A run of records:
"""

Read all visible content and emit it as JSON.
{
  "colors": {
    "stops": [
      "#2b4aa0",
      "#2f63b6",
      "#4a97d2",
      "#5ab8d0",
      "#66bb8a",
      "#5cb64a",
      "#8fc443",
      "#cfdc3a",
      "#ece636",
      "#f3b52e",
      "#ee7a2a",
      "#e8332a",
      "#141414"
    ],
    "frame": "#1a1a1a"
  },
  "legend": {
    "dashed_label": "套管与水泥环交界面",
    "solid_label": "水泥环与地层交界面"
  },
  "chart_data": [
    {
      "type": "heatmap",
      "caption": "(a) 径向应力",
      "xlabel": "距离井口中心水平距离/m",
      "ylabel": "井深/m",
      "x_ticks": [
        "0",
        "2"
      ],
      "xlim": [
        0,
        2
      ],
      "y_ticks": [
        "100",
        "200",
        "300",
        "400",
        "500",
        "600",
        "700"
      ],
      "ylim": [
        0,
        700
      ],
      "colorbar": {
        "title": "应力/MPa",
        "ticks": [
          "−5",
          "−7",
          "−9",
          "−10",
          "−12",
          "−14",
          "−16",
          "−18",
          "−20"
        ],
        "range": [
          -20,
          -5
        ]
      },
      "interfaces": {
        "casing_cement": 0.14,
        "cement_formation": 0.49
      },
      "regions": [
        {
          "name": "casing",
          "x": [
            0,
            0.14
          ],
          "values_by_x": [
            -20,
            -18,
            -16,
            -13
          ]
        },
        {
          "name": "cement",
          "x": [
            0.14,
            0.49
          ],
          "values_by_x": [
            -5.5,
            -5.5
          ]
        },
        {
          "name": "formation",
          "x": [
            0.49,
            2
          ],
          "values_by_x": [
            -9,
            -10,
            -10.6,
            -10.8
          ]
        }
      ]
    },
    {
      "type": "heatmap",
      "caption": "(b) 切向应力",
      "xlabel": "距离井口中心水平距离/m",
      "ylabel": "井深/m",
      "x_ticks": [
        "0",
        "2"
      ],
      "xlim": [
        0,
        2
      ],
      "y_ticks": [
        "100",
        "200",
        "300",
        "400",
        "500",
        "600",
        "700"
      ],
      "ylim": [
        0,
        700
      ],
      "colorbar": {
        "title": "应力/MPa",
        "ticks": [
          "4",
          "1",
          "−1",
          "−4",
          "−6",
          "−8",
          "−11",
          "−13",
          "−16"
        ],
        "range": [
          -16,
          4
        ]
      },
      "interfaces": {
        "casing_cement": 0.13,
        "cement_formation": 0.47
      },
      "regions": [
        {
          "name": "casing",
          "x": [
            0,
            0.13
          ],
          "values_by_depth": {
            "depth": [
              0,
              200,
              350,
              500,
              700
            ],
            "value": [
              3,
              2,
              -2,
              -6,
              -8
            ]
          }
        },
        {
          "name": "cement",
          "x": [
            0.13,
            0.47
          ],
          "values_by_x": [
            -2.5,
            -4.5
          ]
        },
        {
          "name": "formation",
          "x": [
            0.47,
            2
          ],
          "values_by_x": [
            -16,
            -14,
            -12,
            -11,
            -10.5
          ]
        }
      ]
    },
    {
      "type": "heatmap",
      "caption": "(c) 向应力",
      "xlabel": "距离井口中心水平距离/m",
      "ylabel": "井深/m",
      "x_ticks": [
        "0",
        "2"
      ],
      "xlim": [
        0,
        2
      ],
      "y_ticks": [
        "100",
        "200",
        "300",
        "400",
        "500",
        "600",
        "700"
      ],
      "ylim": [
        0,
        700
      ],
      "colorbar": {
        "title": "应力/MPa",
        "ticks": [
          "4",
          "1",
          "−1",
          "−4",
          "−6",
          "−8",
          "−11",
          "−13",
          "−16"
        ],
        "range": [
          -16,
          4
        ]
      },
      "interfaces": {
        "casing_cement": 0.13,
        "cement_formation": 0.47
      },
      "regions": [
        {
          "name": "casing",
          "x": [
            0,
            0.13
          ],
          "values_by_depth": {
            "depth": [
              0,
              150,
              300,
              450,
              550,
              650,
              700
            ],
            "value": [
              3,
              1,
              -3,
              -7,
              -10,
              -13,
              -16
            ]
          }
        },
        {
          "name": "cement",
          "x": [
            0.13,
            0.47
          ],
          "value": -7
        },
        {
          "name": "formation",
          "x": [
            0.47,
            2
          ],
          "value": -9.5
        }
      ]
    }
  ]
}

"""

Determine how many lines of the listing hold the word "caption" and reply with that figure alone.

3